Goal of the exercise
Only the number is needed: how many lines of the records include "brought"?

Items
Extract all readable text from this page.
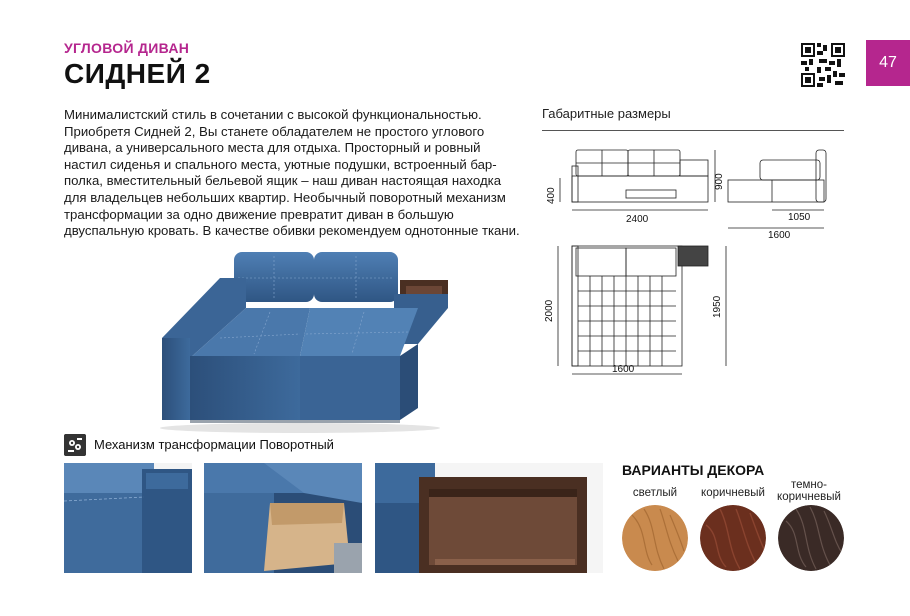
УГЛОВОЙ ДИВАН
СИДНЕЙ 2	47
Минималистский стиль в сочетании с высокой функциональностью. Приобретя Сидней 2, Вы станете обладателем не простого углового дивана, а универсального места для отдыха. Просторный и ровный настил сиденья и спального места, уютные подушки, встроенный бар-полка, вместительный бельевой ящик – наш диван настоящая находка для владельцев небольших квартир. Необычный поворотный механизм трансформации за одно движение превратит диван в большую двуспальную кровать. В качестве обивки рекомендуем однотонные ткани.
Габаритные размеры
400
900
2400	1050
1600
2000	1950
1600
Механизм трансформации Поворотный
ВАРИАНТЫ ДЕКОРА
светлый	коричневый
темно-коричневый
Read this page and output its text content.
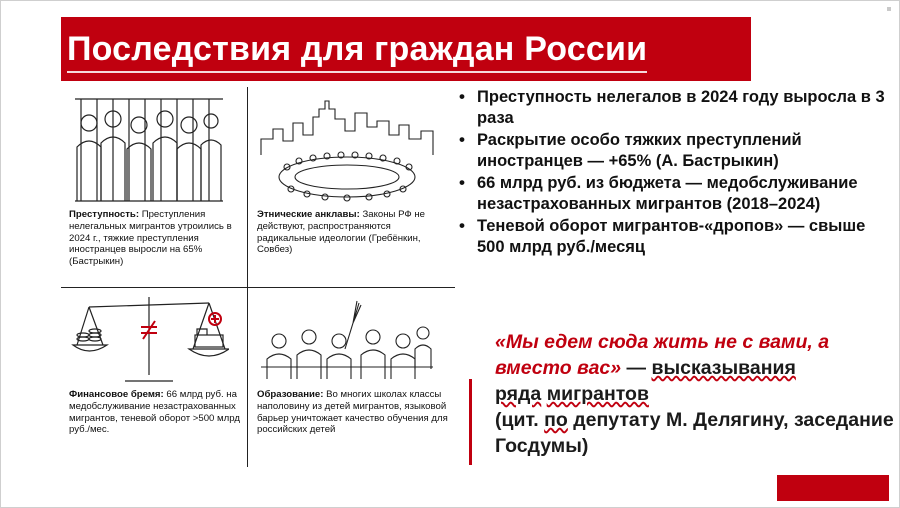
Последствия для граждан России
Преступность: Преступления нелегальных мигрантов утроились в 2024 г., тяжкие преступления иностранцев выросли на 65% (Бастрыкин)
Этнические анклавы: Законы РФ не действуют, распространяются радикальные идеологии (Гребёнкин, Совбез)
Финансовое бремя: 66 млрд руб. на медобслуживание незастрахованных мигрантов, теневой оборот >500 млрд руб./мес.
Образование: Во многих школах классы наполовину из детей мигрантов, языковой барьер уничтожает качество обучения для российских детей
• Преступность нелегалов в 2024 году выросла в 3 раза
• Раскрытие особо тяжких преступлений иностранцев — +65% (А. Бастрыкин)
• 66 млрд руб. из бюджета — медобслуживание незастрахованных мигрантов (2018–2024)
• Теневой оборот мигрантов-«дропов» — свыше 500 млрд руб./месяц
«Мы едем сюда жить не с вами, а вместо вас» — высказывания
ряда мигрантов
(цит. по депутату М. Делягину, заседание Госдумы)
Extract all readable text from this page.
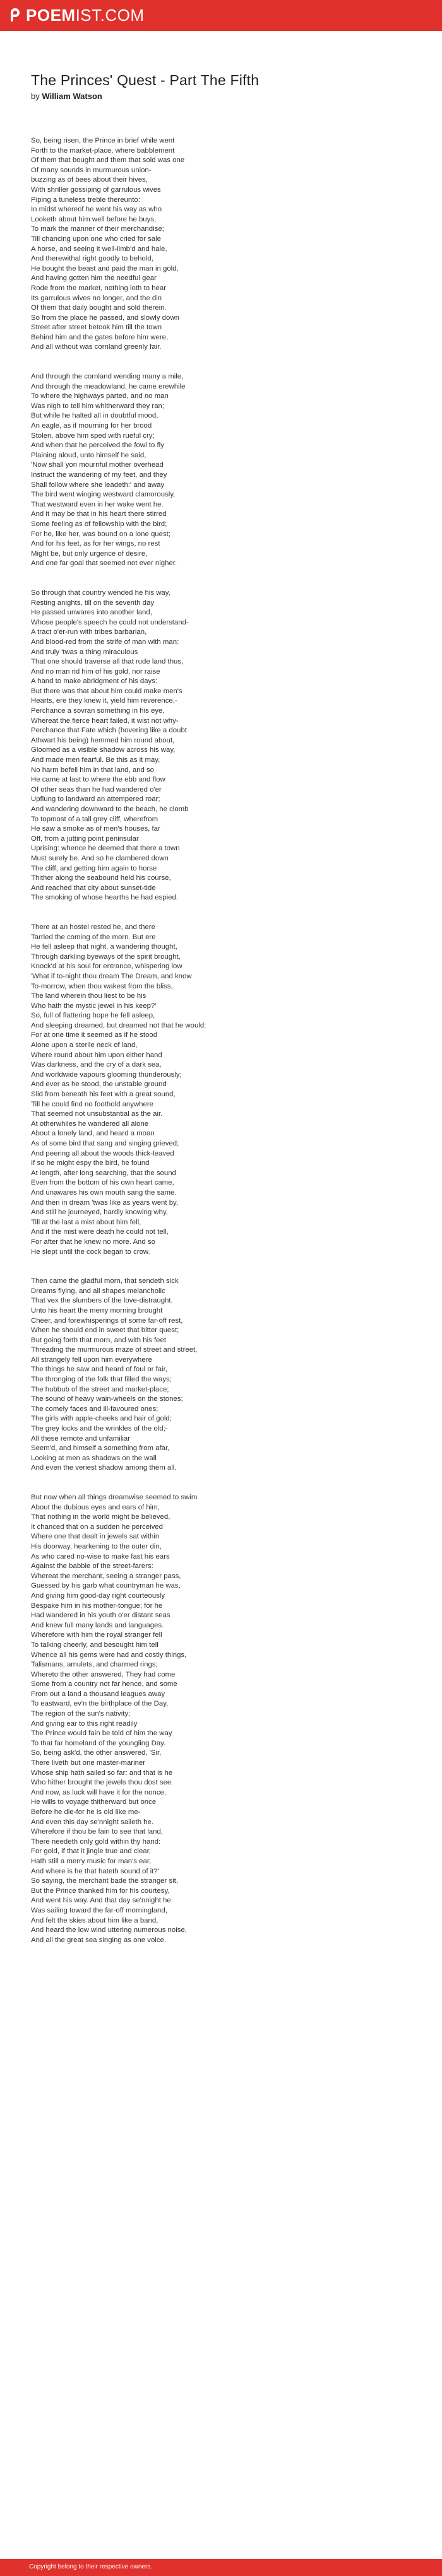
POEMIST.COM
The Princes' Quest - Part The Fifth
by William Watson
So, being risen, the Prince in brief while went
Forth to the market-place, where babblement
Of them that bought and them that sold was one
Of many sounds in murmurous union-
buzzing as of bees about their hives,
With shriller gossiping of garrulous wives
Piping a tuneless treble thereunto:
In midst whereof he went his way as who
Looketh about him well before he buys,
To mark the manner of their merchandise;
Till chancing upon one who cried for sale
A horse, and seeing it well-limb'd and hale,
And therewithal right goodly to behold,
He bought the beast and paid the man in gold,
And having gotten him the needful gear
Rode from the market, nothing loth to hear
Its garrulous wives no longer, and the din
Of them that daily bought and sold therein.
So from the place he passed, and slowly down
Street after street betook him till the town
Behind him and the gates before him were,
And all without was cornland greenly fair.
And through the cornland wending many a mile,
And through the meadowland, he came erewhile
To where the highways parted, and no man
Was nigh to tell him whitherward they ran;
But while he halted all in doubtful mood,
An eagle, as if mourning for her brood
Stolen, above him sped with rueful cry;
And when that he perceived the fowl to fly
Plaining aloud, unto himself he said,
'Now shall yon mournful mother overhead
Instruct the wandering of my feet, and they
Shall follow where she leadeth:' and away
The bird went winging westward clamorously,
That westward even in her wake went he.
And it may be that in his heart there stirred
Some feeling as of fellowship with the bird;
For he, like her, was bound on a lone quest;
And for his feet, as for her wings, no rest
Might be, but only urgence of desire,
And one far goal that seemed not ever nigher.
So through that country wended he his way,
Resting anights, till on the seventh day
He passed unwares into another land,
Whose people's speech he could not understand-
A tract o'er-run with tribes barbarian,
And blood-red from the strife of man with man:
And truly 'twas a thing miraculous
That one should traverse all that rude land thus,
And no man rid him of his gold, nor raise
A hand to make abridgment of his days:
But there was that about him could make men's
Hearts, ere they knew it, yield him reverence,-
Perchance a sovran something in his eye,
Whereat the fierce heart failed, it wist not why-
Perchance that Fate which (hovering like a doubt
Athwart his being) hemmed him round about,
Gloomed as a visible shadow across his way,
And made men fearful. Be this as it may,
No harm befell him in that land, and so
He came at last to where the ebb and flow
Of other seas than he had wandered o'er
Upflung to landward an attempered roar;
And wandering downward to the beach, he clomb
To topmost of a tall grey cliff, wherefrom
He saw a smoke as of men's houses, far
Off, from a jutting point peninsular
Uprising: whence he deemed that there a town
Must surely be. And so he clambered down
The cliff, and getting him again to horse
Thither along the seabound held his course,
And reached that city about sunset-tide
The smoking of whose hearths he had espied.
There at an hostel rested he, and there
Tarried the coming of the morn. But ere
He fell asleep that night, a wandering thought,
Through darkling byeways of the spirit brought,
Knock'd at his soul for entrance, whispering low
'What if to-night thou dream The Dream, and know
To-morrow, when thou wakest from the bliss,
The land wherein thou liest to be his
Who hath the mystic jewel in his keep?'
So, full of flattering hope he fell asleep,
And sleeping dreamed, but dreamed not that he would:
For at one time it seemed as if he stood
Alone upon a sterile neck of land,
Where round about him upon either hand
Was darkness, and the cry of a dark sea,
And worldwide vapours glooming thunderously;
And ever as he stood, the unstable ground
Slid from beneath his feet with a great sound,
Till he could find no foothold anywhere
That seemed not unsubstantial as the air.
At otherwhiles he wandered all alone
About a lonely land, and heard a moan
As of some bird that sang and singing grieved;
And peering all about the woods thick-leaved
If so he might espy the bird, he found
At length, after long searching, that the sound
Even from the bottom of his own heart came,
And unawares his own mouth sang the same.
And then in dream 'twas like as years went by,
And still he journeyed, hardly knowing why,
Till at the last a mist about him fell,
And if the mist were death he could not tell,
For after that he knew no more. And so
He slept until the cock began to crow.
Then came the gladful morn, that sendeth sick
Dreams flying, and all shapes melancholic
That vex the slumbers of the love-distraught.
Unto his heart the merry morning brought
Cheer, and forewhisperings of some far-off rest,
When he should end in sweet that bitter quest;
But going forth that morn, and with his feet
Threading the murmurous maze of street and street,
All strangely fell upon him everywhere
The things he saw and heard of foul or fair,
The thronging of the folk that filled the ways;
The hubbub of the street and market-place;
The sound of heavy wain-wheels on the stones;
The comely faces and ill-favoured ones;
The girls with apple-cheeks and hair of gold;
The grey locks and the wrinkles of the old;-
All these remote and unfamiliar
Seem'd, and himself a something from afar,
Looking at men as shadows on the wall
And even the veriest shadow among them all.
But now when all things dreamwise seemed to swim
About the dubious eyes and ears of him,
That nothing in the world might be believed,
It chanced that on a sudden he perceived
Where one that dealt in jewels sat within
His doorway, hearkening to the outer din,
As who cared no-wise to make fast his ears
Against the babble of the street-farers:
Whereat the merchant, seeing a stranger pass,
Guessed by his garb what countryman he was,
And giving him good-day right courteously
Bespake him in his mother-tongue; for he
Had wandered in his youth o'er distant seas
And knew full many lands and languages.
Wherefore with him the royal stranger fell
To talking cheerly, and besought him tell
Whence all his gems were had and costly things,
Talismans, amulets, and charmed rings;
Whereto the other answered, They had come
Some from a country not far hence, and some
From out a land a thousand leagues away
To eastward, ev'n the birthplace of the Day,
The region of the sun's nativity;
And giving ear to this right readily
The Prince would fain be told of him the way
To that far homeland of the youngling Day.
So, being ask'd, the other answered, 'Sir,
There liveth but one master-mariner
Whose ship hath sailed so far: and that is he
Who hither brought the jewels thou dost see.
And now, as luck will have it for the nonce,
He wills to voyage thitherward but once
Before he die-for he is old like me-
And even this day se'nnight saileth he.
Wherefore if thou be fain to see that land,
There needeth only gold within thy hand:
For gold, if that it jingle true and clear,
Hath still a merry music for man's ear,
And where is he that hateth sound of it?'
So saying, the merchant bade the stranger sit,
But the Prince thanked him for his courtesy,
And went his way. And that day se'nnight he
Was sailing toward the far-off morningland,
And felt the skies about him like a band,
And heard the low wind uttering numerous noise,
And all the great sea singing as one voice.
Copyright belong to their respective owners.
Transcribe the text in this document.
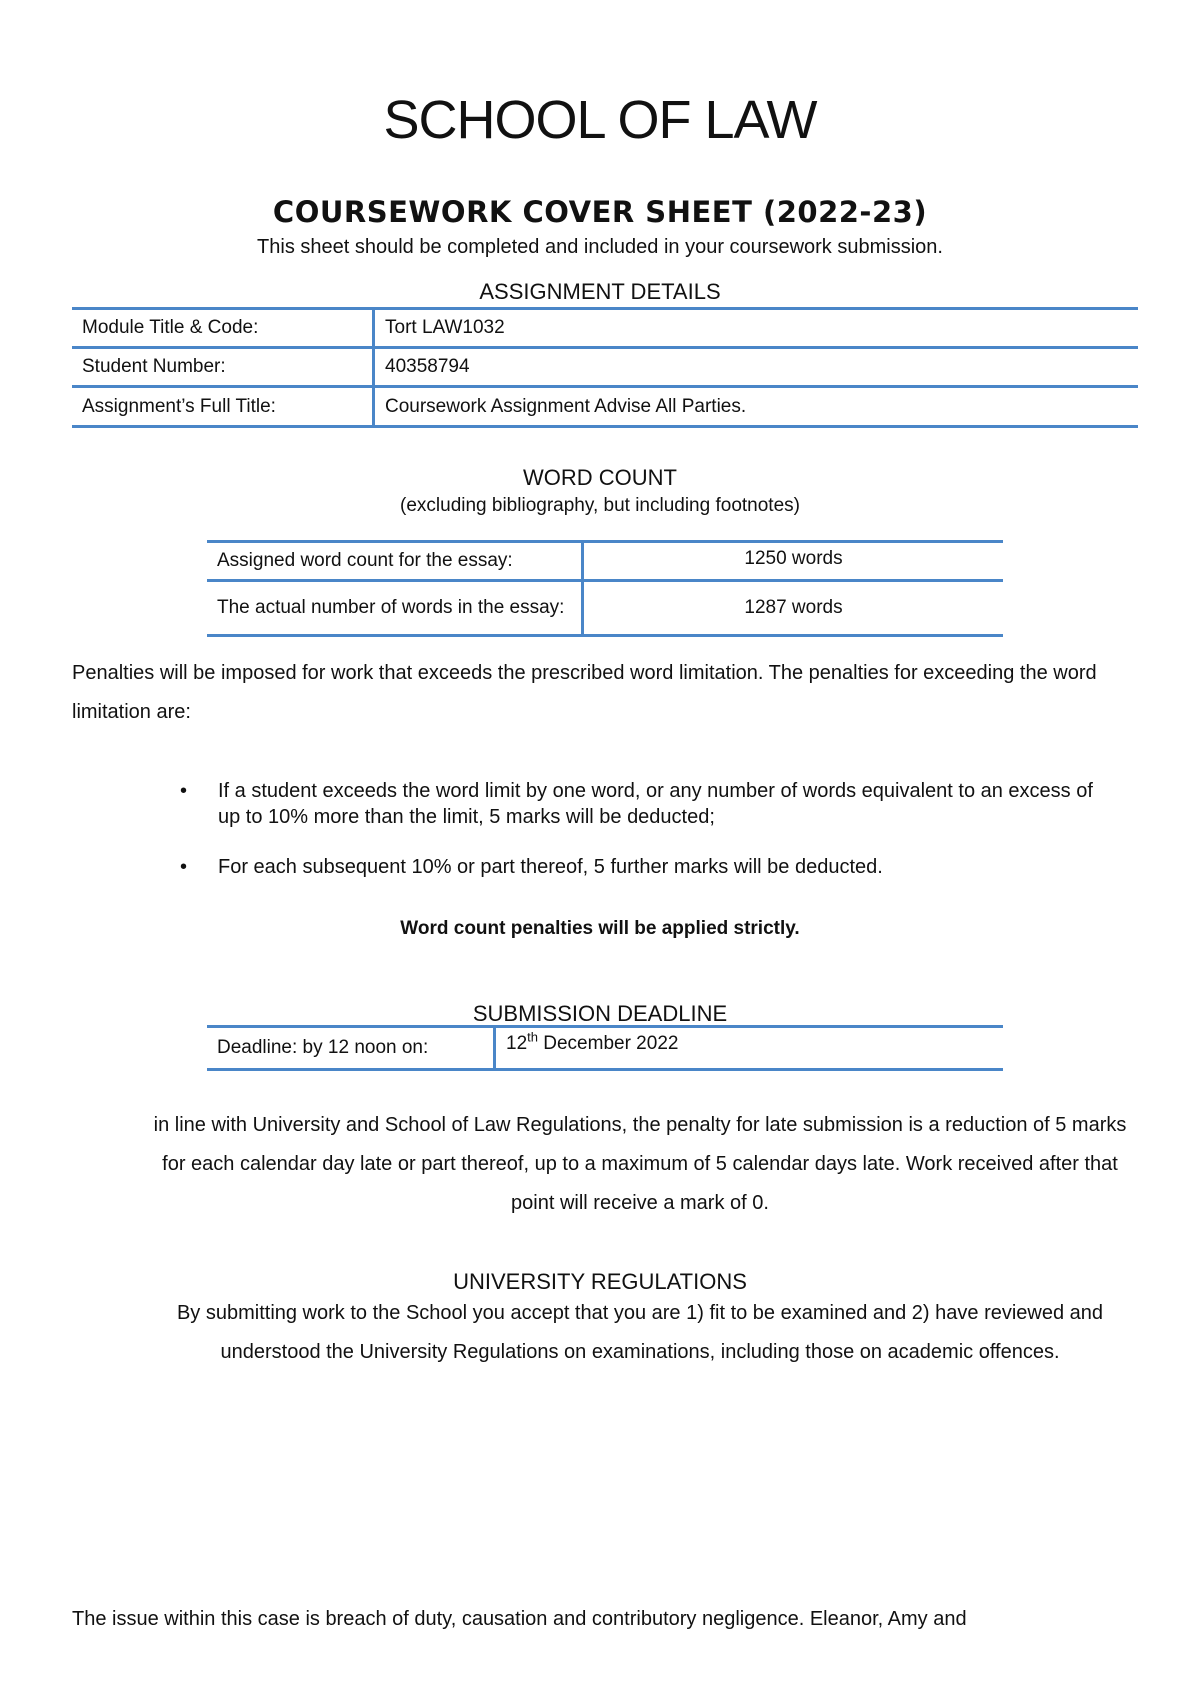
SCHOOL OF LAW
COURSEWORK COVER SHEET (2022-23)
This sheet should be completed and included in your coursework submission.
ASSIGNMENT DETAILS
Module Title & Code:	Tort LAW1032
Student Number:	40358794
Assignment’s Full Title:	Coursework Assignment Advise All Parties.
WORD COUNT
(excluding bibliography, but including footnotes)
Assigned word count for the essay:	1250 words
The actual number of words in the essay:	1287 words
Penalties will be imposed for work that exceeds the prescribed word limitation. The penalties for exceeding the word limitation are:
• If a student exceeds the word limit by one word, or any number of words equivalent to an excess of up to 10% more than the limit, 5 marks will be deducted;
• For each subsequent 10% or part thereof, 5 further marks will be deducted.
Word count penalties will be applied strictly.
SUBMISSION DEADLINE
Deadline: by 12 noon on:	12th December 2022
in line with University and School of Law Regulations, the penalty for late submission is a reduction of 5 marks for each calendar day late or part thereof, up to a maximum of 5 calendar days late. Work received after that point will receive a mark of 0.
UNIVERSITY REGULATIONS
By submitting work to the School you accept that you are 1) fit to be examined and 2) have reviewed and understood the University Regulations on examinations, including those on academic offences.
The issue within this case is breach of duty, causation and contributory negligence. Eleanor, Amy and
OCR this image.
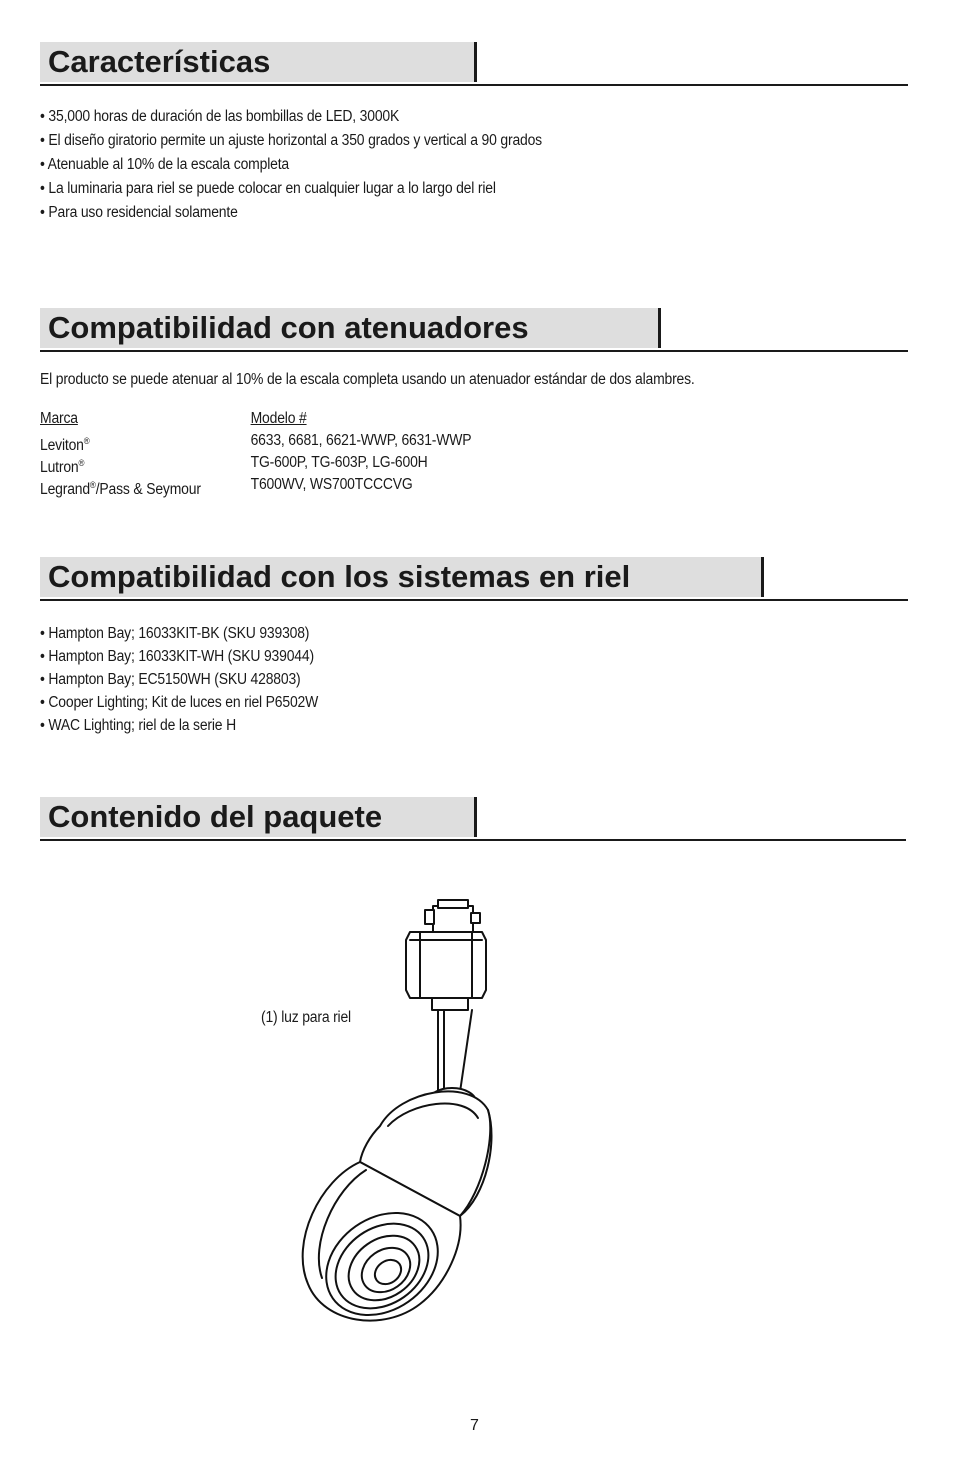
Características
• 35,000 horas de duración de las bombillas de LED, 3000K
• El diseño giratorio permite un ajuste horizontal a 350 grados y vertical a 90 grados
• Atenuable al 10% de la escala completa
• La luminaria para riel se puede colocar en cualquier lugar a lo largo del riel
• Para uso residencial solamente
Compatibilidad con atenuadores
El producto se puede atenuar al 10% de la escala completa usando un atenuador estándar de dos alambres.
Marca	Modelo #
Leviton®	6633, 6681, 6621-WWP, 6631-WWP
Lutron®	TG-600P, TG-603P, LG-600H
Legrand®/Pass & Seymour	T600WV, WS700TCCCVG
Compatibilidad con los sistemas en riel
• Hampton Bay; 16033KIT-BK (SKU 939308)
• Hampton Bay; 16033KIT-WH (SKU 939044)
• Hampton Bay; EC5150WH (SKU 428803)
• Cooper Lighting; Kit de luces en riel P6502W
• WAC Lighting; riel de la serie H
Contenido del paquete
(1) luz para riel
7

Task response
3